• [Exercise task]
Can you transcribe the data exactly? Leave the pictures out.

• [Data section]
>> START

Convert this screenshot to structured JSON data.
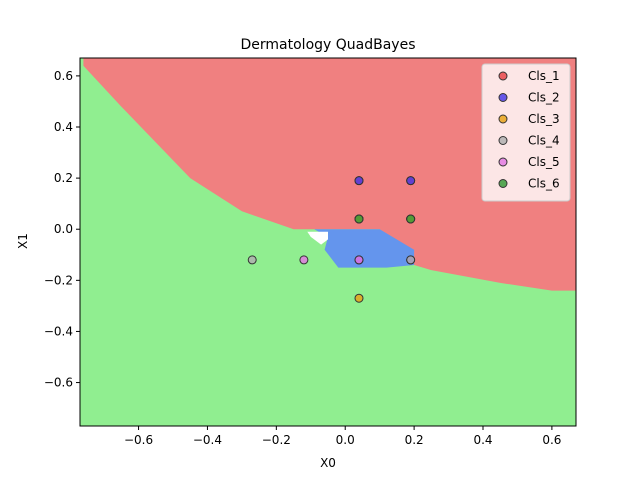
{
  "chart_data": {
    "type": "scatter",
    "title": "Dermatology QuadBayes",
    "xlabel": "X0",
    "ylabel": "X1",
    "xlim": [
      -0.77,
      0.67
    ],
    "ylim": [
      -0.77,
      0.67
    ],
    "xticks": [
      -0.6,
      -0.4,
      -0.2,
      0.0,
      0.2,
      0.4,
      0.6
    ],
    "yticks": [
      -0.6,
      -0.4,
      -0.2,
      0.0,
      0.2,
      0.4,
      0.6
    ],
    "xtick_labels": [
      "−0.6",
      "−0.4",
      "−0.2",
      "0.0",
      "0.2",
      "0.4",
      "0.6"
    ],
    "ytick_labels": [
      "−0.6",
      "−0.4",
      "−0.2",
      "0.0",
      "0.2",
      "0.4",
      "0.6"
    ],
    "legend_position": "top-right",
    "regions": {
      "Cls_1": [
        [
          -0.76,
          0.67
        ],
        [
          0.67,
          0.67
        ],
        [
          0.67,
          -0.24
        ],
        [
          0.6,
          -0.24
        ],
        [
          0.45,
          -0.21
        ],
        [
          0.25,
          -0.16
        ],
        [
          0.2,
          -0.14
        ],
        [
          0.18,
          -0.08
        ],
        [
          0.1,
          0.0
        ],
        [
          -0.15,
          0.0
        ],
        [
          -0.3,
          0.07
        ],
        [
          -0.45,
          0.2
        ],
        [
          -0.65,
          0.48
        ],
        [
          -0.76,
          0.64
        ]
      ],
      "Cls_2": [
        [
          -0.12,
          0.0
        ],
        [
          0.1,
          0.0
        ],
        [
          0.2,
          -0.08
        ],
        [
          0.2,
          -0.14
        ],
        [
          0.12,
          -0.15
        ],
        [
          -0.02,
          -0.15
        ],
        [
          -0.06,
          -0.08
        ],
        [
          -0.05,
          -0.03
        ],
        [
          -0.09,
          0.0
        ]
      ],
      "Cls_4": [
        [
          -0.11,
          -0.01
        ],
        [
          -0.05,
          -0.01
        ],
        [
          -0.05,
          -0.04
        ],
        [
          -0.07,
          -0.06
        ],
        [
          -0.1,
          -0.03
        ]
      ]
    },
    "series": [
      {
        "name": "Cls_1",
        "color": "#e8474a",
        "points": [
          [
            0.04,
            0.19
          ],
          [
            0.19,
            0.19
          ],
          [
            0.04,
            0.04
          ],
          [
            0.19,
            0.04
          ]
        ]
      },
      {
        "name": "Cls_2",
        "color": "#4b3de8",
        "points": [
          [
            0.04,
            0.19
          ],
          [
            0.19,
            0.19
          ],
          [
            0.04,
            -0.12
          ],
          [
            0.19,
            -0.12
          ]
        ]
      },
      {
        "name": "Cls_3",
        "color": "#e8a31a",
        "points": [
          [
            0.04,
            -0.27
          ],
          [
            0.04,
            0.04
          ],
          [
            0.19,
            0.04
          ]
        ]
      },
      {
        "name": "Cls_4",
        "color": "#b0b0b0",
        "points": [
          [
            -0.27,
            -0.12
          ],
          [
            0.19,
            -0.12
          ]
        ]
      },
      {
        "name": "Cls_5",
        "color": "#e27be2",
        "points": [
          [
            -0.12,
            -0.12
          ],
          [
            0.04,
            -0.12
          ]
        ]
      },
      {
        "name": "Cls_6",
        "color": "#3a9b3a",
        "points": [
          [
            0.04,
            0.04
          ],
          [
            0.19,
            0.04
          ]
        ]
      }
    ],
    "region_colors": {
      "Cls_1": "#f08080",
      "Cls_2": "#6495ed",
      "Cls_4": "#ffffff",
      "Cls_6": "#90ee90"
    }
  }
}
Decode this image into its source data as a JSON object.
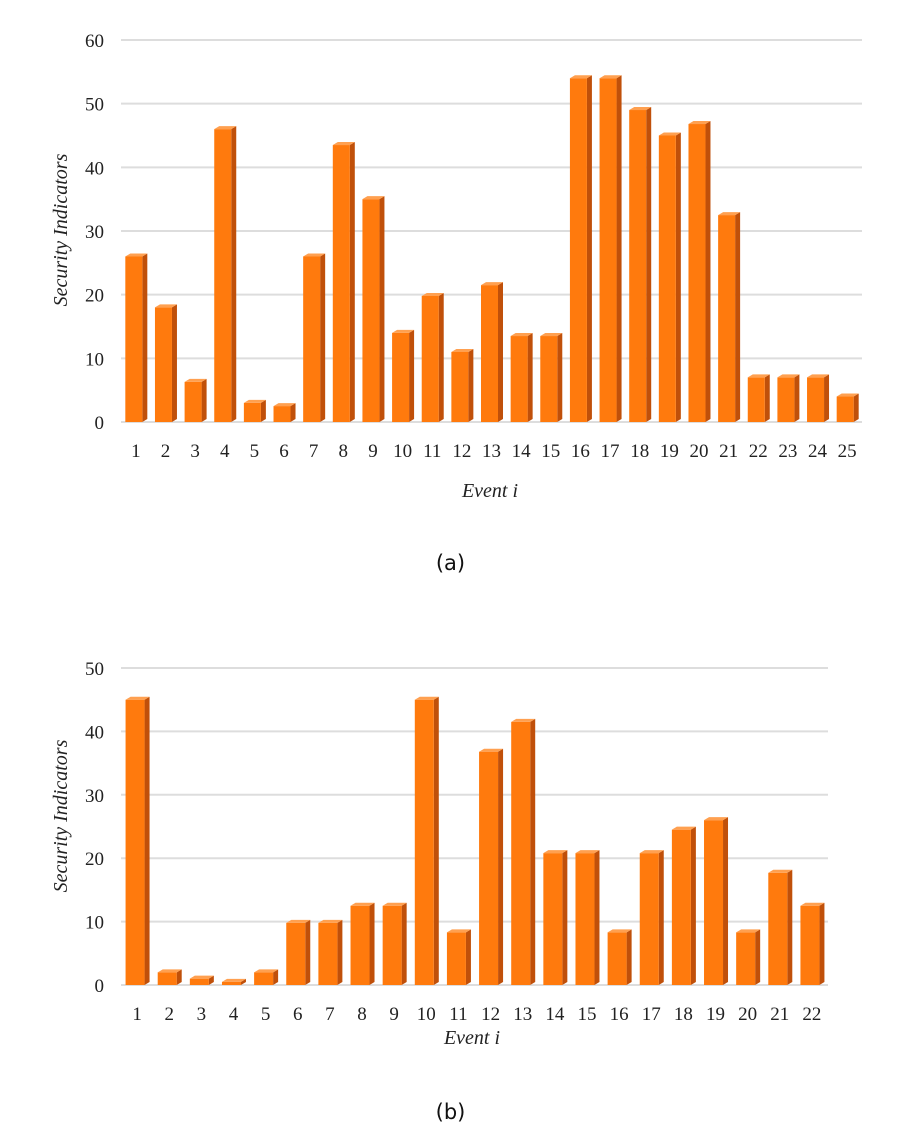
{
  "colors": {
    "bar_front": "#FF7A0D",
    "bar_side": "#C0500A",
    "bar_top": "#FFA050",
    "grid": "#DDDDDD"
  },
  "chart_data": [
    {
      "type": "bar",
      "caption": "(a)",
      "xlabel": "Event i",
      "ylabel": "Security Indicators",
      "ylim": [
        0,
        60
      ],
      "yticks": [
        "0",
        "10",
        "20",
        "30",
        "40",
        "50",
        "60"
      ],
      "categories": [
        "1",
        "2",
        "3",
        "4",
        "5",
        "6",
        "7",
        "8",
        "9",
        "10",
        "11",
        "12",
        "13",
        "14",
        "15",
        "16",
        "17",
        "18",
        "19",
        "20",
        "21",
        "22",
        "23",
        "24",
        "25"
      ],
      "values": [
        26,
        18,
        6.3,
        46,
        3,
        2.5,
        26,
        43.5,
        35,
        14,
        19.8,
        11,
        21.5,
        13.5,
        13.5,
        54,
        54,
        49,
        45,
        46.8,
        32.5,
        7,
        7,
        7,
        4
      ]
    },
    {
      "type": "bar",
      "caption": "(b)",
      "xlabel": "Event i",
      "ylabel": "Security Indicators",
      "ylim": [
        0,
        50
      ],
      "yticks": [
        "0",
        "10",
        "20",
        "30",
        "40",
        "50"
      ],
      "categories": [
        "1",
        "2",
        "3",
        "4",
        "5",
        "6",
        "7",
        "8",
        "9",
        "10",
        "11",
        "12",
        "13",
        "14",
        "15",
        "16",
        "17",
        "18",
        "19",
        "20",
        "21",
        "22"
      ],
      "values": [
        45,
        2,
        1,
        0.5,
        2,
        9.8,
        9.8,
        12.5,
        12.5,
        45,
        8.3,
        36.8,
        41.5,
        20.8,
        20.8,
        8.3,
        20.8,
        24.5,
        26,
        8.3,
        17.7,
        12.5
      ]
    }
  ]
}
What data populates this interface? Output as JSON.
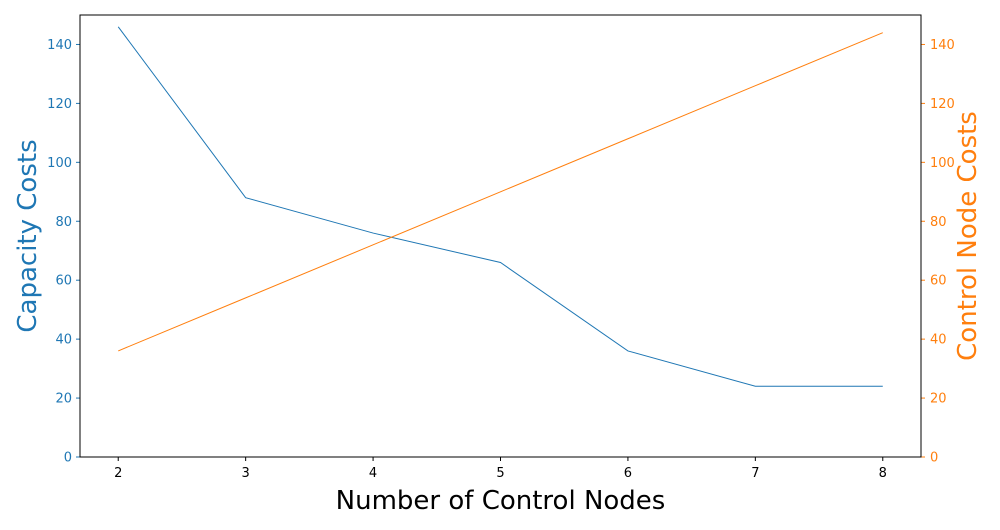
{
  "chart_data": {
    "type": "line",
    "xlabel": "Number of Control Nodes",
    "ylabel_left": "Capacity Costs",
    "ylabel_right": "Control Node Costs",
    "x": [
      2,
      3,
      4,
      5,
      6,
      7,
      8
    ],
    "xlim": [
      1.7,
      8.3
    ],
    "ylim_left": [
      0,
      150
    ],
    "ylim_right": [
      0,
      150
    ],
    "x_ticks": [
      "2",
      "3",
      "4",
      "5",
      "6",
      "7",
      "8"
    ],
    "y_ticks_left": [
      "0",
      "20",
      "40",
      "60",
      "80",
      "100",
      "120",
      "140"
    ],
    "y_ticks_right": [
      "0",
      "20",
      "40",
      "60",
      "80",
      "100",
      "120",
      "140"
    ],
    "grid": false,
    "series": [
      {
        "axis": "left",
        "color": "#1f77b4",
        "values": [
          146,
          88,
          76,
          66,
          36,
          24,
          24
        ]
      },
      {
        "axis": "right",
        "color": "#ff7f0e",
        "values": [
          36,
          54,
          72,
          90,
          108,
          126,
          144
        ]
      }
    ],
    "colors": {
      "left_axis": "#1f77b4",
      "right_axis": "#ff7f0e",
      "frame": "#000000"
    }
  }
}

>> END

• [Task solution]
Convert this screenshot to structured JSON data.
{
  "chart_data": {
    "type": "scatter",
    "title": "Dermatology QuadBayes",
    "xlabel": "X0",
    "ylabel": "X1",
    "xlim": [
      -0.77,
      0.67
    ],
    "ylim": [
      -0.77,
      0.67
    ],
    "xticks": [
      -0.6,
      -0.4,
      -0.2,
      0.0,
      0.2,
      0.4,
      0.6
    ],
    "yticks": [
      -0.6,
      -0.4,
      -0.2,
      0.0,
      0.2,
      0.4,
      0.6
    ],
    "xtick_labels": [
      "−0.6",
      "−0.4",
      "−0.2",
      "0.0",
      "0.2",
      "0.4",
      "0.6"
    ],
    "ytick_labels": [
      "−0.6",
      "−0.4",
      "−0.2",
      "0.0",
      "0.2",
      "0.4",
      "0.6"
    ],
    "legend_position": "top-right",
    "regions": {
      "Cls_1": [
        [
          -0.76,
          0.67
        ],
        [
          0.67,
          0.67
        ],
        [
          0.67,
          -0.24
        ],
        [
          0.6,
          -0.24
        ],
        [
          0.45,
          -0.21
        ],
        [
          0.25,
          -0.16
        ],
        [
          0.2,
          -0.14
        ],
        [
          0.18,
          -0.08
        ],
        [
          0.1,
          0.0
        ],
        [
          -0.15,
          0.0
        ],
        [
          -0.3,
          0.07
        ],
        [
          -0.45,
          0.2
        ],
        [
          -0.65,
          0.48
        ],
        [
          -0.76,
          0.64
        ]
      ],
      "Cls_2": [
        [
          -0.12,
          0.0
        ],
        [
          0.1,
          0.0
        ],
        [
          0.2,
          -0.08
        ],
        [
          0.2,
          -0.14
        ],
        [
          0.12,
          -0.15
        ],
        [
          -0.02,
          -0.15
        ],
        [
          -0.06,
          -0.08
        ],
        [
          -0.05,
          -0.03
        ],
        [
          -0.09,
          0.0
        ]
      ],
      "Cls_4": [
        [
          -0.11,
          -0.01
        ],
        [
          -0.05,
          -0.01
        ],
        [
          -0.05,
          -0.04
        ],
        [
          -0.07,
          -0.06
        ],
        [
          -0.1,
          -0.03
        ]
      ]
    },
    "series": [
      {
        "name": "Cls_1",
        "color": "#e8474a",
        "points": [
          [
            0.04,
            0.19
          ],
          [
            0.19,
            0.19
          ],
          [
            0.04,
            0.04
          ],
          [
            0.19,
            0.04
          ]
        ]
      },
      {
        "name": "Cls_2",
        "color": "#4b3de8",
        "points": [
          [
            0.04,
            0.19
          ],
          [
            0.19,
            0.19
          ],
          [
            0.04,
            -0.12
          ],
          [
            0.19,
            -0.12
          ]
        ]
      },
      {
        "name": "Cls_3",
        "color": "#e8a31a",
        "points": [
          [
            0.04,
            -0.27
          ],
          [
            0.04,
            0.04
          ],
          [
            0.19,
            0.04
          ]
        ]
      },
      {
        "name": "Cls_4",
        "color": "#b0b0b0",
        "points": [
          [
            -0.27,
            -0.12
          ],
          [
            0.19,
            -0.12
          ]
        ]
      },
      {
        "name": "Cls_5",
        "color": "#e27be2",
        "points": [
          [
            -0.12,
            -0.12
          ],
          [
            0.04,
            -0.12
          ]
        ]
      },
      {
        "name": "Cls_6",
        "color": "#3a9b3a",
        "points": [
          [
            0.04,
            0.04
          ],
          [
            0.19,
            0.04
          ]
        ]
      }
    ],
    "region_colors": {
      "Cls_1": "#f08080",
      "Cls_2": "#6495ed",
      "Cls_4": "#ffffff",
      "Cls_6": "#90ee90"
    }
  }
}
Decode this image into its source data as a JSON object.
{
  "colors": {
    "bar_front": "#FF7A0D",
    "bar_side": "#C0500A",
    "bar_top": "#FFA050",
    "grid": "#DDDDDD"
  },
  "chart_data": [
    {
      "type": "bar",
      "caption": "(a)",
      "xlabel": "Event i",
      "ylabel": "Security Indicators",
      "ylim": [
        0,
        60
      ],
      "yticks": [
        "0",
        "10",
        "20",
        "30",
        "40",
        "50",
        "60"
      ],
      "categories": [
        "1",
        "2",
        "3",
        "4",
        "5",
        "6",
        "7",
        "8",
        "9",
        "10",
        "11",
        "12",
        "13",
        "14",
        "15",
        "16",
        "17",
        "18",
        "19",
        "20",
        "21",
        "22",
        "23",
        "24",
        "25"
      ],
      "values": [
        26,
        18,
        6.3,
        46,
        3,
        2.5,
        26,
        43.5,
        35,
        14,
        19.8,
        11,
        21.5,
        13.5,
        13.5,
        54,
        54,
        49,
        45,
        46.8,
        32.5,
        7,
        7,
        7,
        4
      ]
    },
    {
      "type": "bar",
      "caption": "(b)",
      "xlabel": "Event i",
      "ylabel": "Security Indicators",
      "ylim": [
        0,
        50
      ],
      "yticks": [
        "0",
        "10",
        "20",
        "30",
        "40",
        "50"
      ],
      "categories": [
        "1",
        "2",
        "3",
        "4",
        "5",
        "6",
        "7",
        "8",
        "9",
        "10",
        "11",
        "12",
        "13",
        "14",
        "15",
        "16",
        "17",
        "18",
        "19",
        "20",
        "21",
        "22"
      ],
      "values": [
        45,
        2,
        1,
        0.5,
        2,
        9.8,
        9.8,
        12.5,
        12.5,
        45,
        8.3,
        36.8,
        41.5,
        20.8,
        20.8,
        8.3,
        20.8,
        24.5,
        26,
        8.3,
        17.7,
        12.5
      ]
    }
  ]
}
What data populates this interface? Output as JSON.
{
  "chart_data": {
    "type": "line",
    "xlabel": "Number of Control Nodes",
    "ylabel_left": "Capacity Costs",
    "ylabel_right": "Control Node Costs",
    "x": [
      2,
      3,
      4,
      5,
      6,
      7,
      8
    ],
    "xlim": [
      1.7,
      8.3
    ],
    "ylim_left": [
      0,
      150
    ],
    "ylim_right": [
      0,
      150
    ],
    "x_ticks": [
      "2",
      "3",
      "4",
      "5",
      "6",
      "7",
      "8"
    ],
    "y_ticks_left": [
      "0",
      "20",
      "40",
      "60",
      "80",
      "100",
      "120",
      "140"
    ],
    "y_ticks_right": [
      "0",
      "20",
      "40",
      "60",
      "80",
      "100",
      "120",
      "140"
    ],
    "grid": false,
    "series": [
      {
        "axis": "left",
        "color": "#1f77b4",
        "values": [
          146,
          88,
          76,
          66,
          36,
          24,
          24
        ]
      },
      {
        "axis": "right",
        "color": "#ff7f0e",
        "values": [
          36,
          54,
          72,
          90,
          108,
          126,
          144
        ]
      }
    ],
    "colors": {
      "left_axis": "#1f77b4",
      "right_axis": "#ff7f0e",
      "frame": "#000000"
    }
  }
}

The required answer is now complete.